- Born: Yousuf Kamal 29 May 1943 Bhopal, Central Provinces, British India (now in Madhya Pradesh, India)
- Died: 29 June 2023 (aged 80) Karachi, Sindh, Pakistan
- Years active: 1966–2018
- Known for: Uncle Urfi (1972); Ankahi (1982); Aangan Terha (1984);

= Shakeel =

Pakistani actor (1943–2023)

Yousuf Kamal (یوسف کمال; 29 May 1943 – 29 June 2023), known professionally as Shakeel Yousuf (شکیل یوسف), was a Pakistani actor best known for his roles in the PTV drama series Uncle Urfi (1972), as Taimoor Ahmad in Ankahi (1982) and as Mehboob Ahmed in PTV's Aangan Terha (1984).

Due to his blue eyes and looks he was compared to Hollywood actor Tony Curtis.

==Early life==
Shakeel was born Yusuf Kamal in Bhopal, British India in 1943. His family later migrated to Karachi, Pakistan.

His father was from Lucknow, where Shakeel spent his initial years. He received his primary education from an English-medium school in Lucknow and in a French missionary school in India, the La Martiniere. Following the 1947 partition, his family moved to Karachi, Pakistan in 1952, settling down in Nazimabad, where Shakeel continued his education.

== Career ==

=== Radio and cinema ===
Shakeel began his career in Karachi, where he was introduced to broadcasting through a school programme on Radio Pakistan and later to theatre by a college teacher. He initially appeared in films during the 1960s under the name Yousuf Kamal, later adopting the screen name Shakeel, though he achieved limited success in cinema; his first movie was Honehar (1966) as the second male lead, co-starring Waheed Murad. His career gained momentum with the expansion of television broadcasting from Karachi following the establishment of Pakistan Television Corporation (PTV) in 1968.

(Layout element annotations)
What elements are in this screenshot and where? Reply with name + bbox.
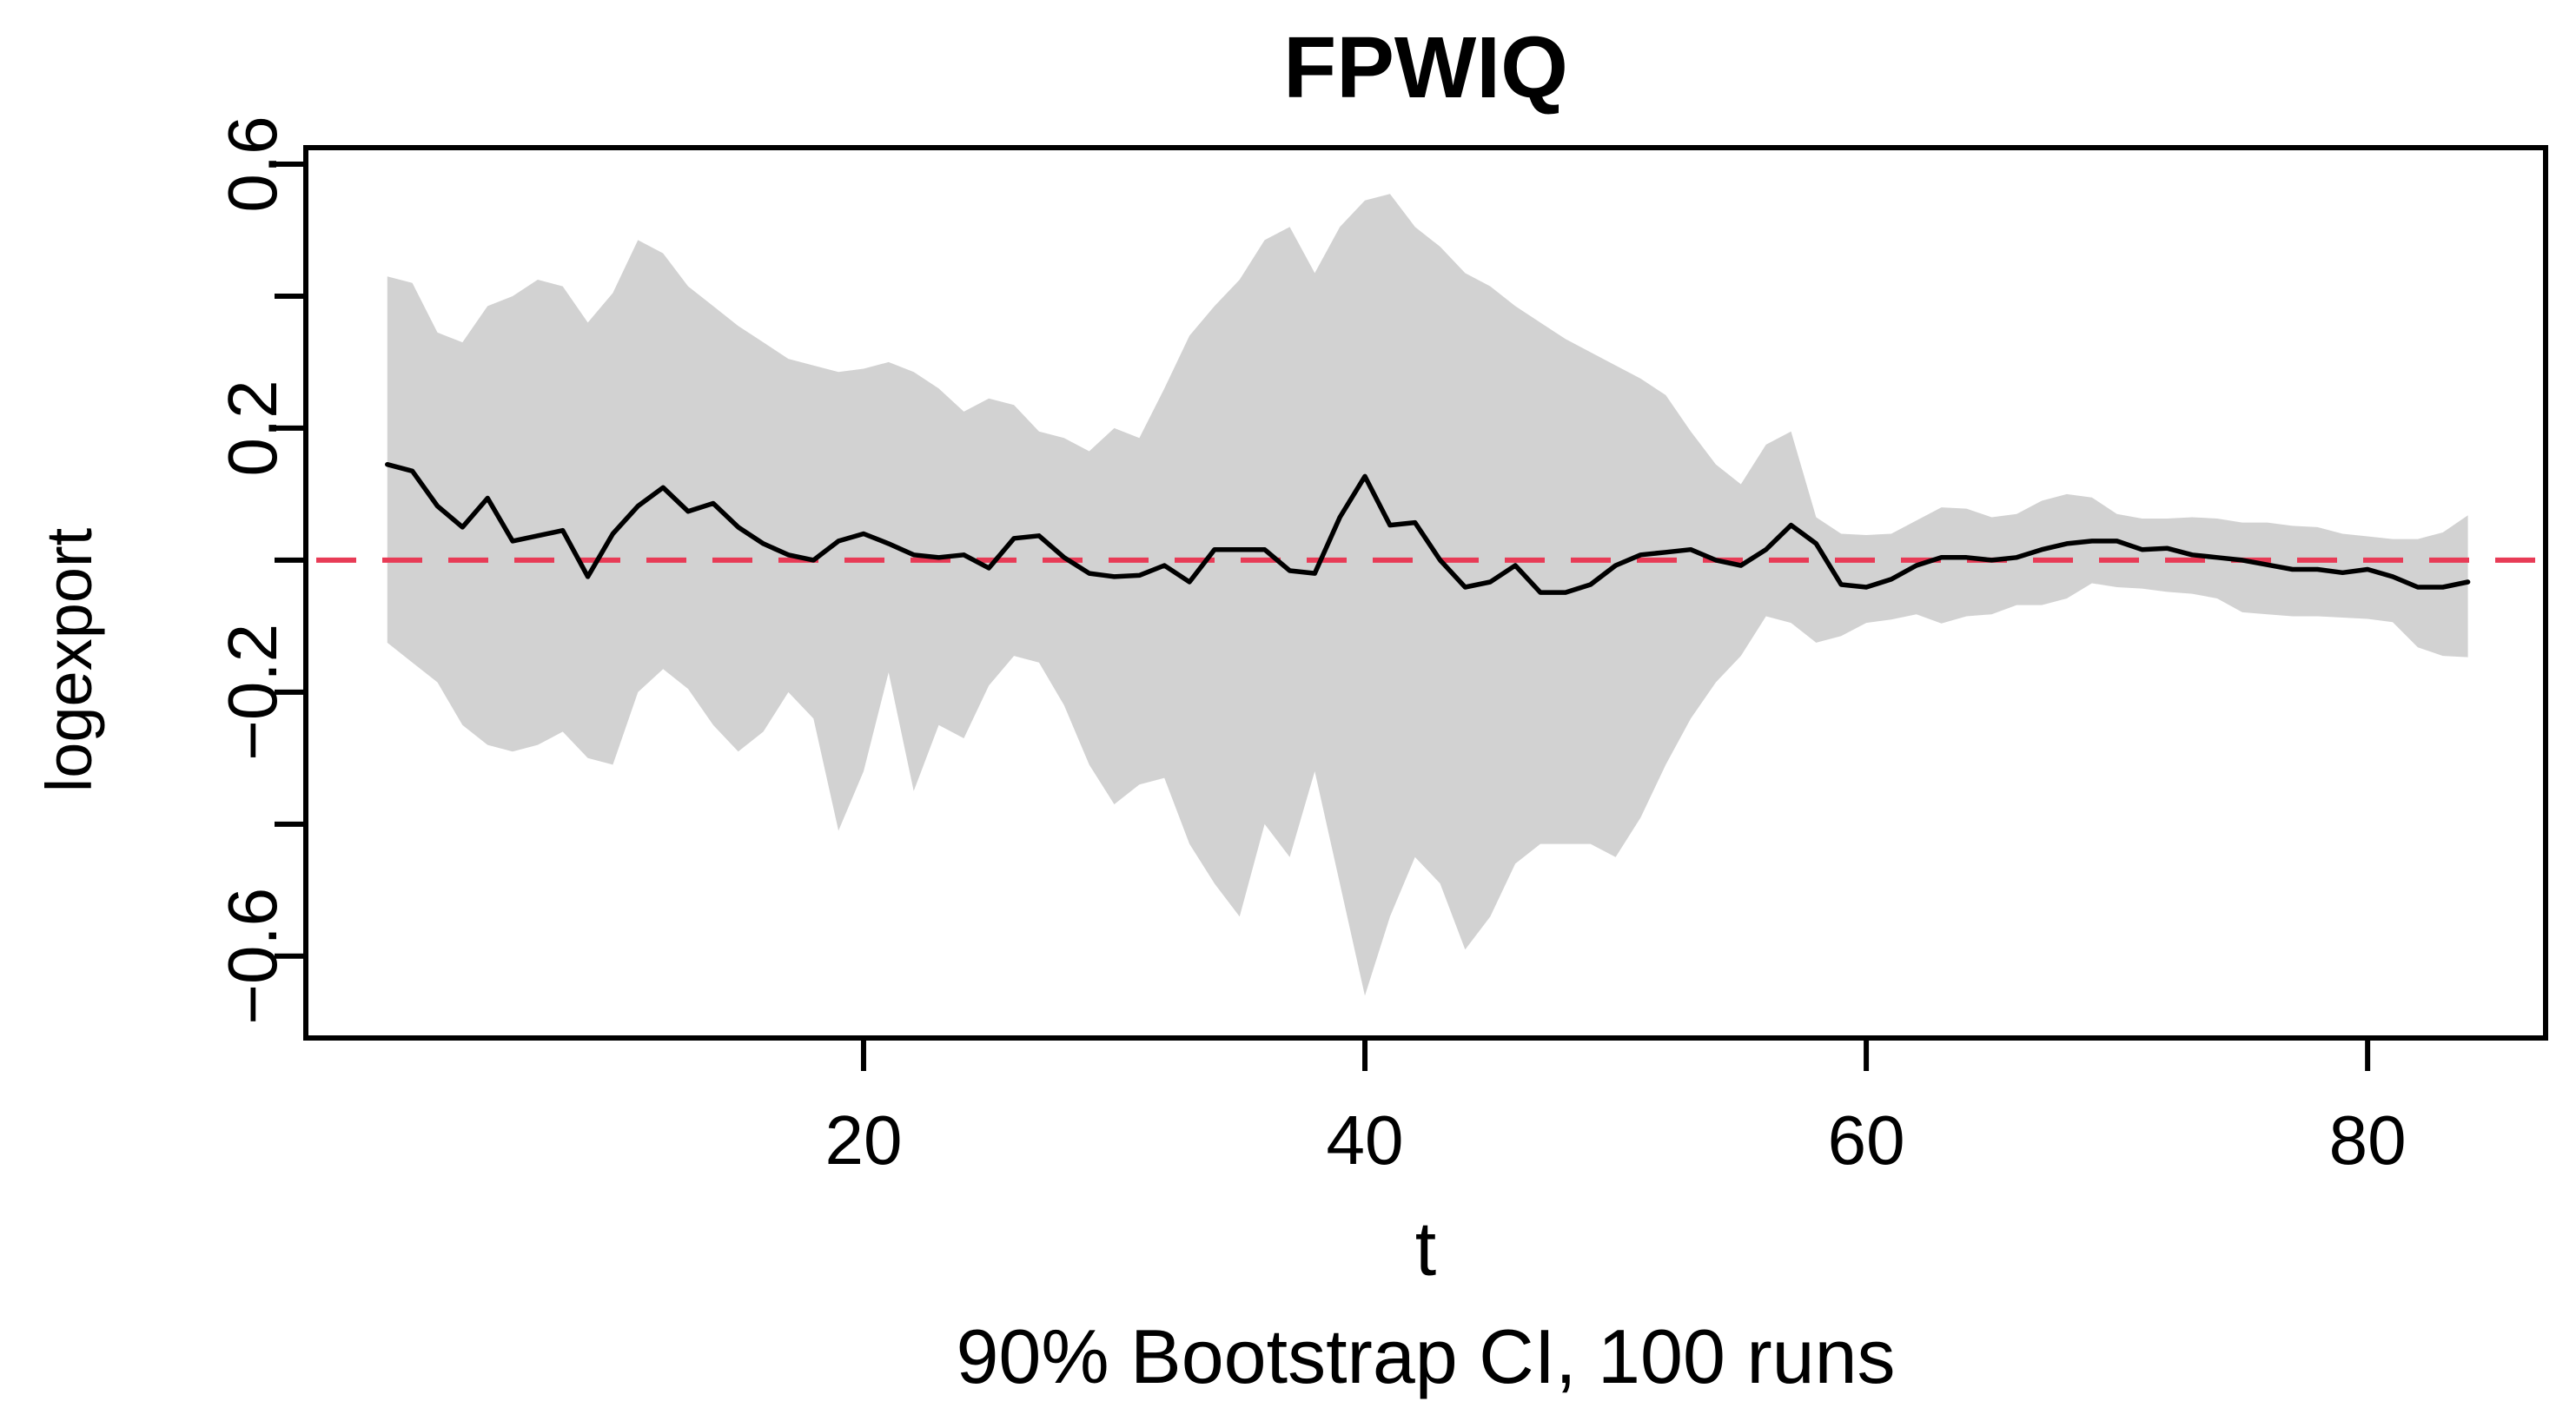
axis-ticks-layer: 0.6 0.2 −0.2 −0.6 20 40 60 80	[214, 116, 2407, 1179]
confidence-band	[387, 194, 2468, 996]
x-tick-label: 80	[2329, 1101, 2407, 1179]
y-tick-label: 0.6	[214, 116, 291, 212]
series-line	[385, 461, 2471, 595]
x-tick-label: 40	[1327, 1101, 1404, 1179]
x-axis-label: t	[1415, 1206, 1436, 1292]
chart-title: FPWIQ	[1283, 19, 1568, 116]
plot-border	[303, 145, 2548, 1041]
x-tick-label: 20	[824, 1101, 902, 1179]
confidence-band-layer	[387, 194, 2468, 996]
y-tick-label: −0.6	[214, 888, 291, 1025]
series-line-layer	[385, 461, 2471, 595]
chart-subtitle: 90% Bootstrap CI, 100 runs	[956, 1313, 1895, 1399]
x-tick-label: 60	[1828, 1101, 1905, 1179]
y-axis-label: logexport	[33, 527, 105, 792]
y-tick-label: 0.2	[214, 380, 291, 476]
y-tick-label: −0.2	[214, 624, 291, 761]
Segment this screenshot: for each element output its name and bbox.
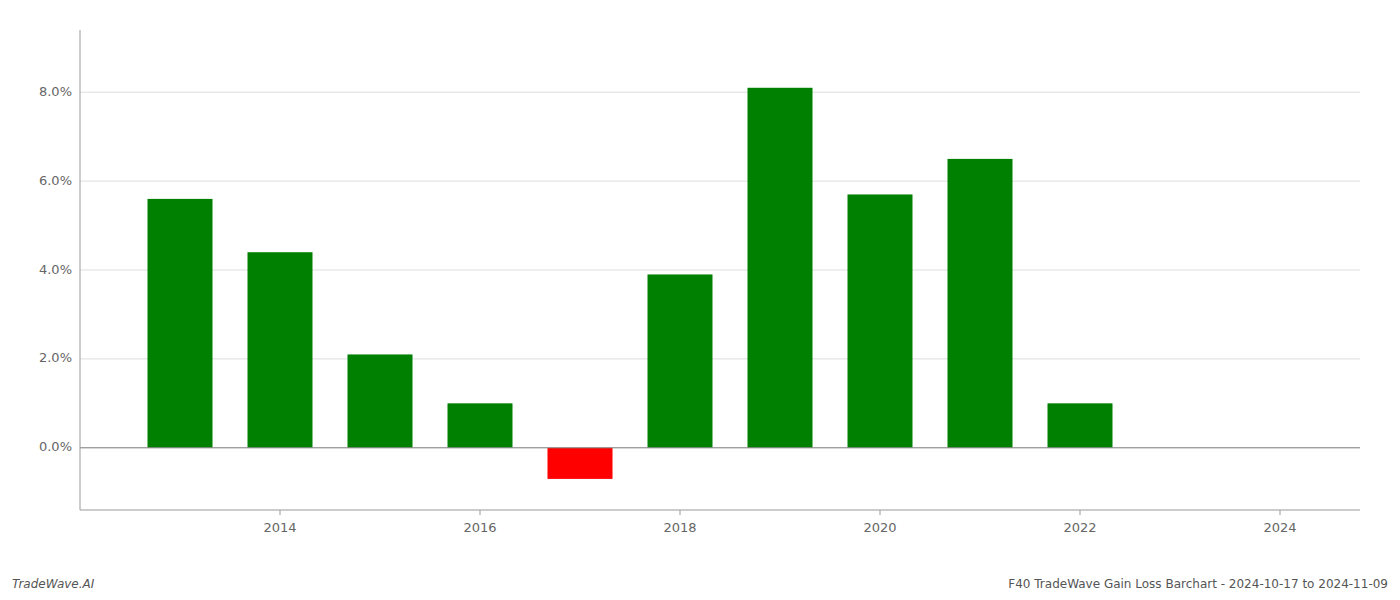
x-tick-label: 2016 — [463, 520, 496, 535]
tick-labels: 0.0% 2.0% 4.0% 6.0% 8.0% 2014 2016 2018 2020 2022… — [39, 84, 1297, 535]
grid-line — [80, 181, 1360, 182]
y-tick-label: 6.0% — [39, 173, 72, 188]
bar — [1048, 403, 1113, 447]
x-tick — [1080, 510, 1081, 515]
y-tick-label: 0.0% — [39, 439, 72, 454]
bar — [348, 354, 413, 447]
x-tick-label: 2022 — [1063, 520, 1096, 535]
grid-line — [80, 92, 1360, 93]
bar — [848, 194, 913, 447]
y-tick-label: 8.0% — [39, 84, 72, 99]
bar — [648, 274, 713, 447]
y-tick-label: 4.0% — [39, 262, 72, 277]
bar — [148, 199, 213, 448]
bar — [248, 252, 313, 448]
x-tick — [680, 510, 681, 515]
x-tick — [880, 510, 881, 515]
chart: 0.0% 2.0% 4.0% 6.0% 8.0% 2014 2016 2018 2020 2022… — [0, 0, 1400, 600]
bar — [548, 448, 613, 479]
y-tick-label: 2.0% — [39, 350, 72, 365]
x-tick — [480, 510, 481, 515]
grid-line — [80, 447, 1360, 448]
bar — [448, 403, 513, 447]
annotation-right: F40 TradeWave Gain Loss Barchart - 2024-… — [1008, 577, 1388, 591]
bar — [748, 88, 813, 448]
x-tick-label: 2024 — [1263, 520, 1296, 535]
grid — [80, 92, 1360, 448]
bars — [148, 88, 1113, 479]
annotation-left: TradeWave.AI — [12, 577, 95, 591]
x-tick-label: 2018 — [663, 520, 696, 535]
y-axis-line — [80, 30, 81, 510]
bar — [948, 159, 1013, 448]
x-tick — [280, 510, 281, 515]
zero-line — [80, 447, 1360, 448]
x-tick — [1280, 510, 1281, 515]
x-tick-label: 2020 — [863, 520, 896, 535]
x-tick-label: 2014 — [263, 520, 296, 535]
x-axis-line — [80, 510, 1360, 511]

The tasks:
(1) Can you condense the paragraph that begins "Shakeel began his career in Karachi" in the article on Shakeel, keeping its main facts?
(2) Which film and television titles does the article on Shakeel name?
(3) Proceed with the article on Shakeel from the point where it stops.

Outputs by task:
(1) Shakeel started out in Karachi. A school program on Radio Pakistan introduced him to broadcasting, and a college teacher introduced him to theater. In the 1960s he acted in films, first as Yousuf Kamal and later as Shakeel, with limited success. His first film was Honehar (1966), in which he played the second male lead opposite Waheed Murad. His career took off when television broadcasting expanded from Karachi after PTV was founded in 1968.

(2)
- Uncle Urfi (1972)
- Ankahi (1982)
- Aangan Terha (1984)
- Honehar (1966)

(3)
=== Television ===

==== 1970s-1980s:leading roles ====
He rose to prominence in the early 1970s with the Eid television play Happy Eid Mubarak (1970), written by Haseena Moin, marking both his breakthrough role and the beginning of a long association with the writer. His pairing with Neelofer Aleem was widely appreciated and led to the popular PTV serial Shehzori (1972). During this period, Shakeel established himself as a leading romantic actor in television dramas, including Zair Zabar Paish (1974) and Parchhaiyaan (1976), the latter being the first colour serial aired on PTV.

In the late 1970s and 1980s, Shakeel expanded into leading roles, continuing to appear in major productions. His notable performances include Uncle Urfi (1975), Ankahi (1982), where he played Taimur, and Aangan Terha (1984), written by Anwar Maqsood. He also worked extensively in dramas by Fatima Surayya Bajia, including Uroosa (1994), Shaheen (1986), and the science-fiction series Tick Tick Company (1979).

==== 1990s and later career: character roles ====
In the 1990s, Shakeel took on more complex roles, most notably portraying a bureaucrat in Chand Girhan (1992), written by Asghar Nadeem Syed. He also appeared in theatre productions and remained selective in his television work. In cinema, he portrayed Nawabzada Liaquat Ali Khan in the biographical film Jinnah (1998), directed by Jamil Dehlavi.

In December 2012, Shakeel performed a 35-minute one-man stage show in Karachi, in which he addressed themes of war, poverty, and social decline. During the performance, he expressed the view that prolonged conflict leads to hunger and economic hardship, and reflected on an earlier period characterized by greater social cohesion, honesty, and mutual concern. Numerous celebrities including Fatima Surayya Bajia, Hasina Moin, Bushra Ansari and Anwar Maqsood were in the audience to watch his performance.

In his later career, Shakeel transitioned primarily to supporting and paternal roles, appearing alongside younger television actors in serials through the mid-2010s. Over a career spanning nearly six decades, he worked across radio, theatre, film, and television, becoming a prominent figure of Pakistan's classic television era.

==Death==
Shakeel died on 29 June 2023, at the age of 80. He had been battling a prolonged illness, and news of his death had an emotional impact on admirers and fellow artists alike.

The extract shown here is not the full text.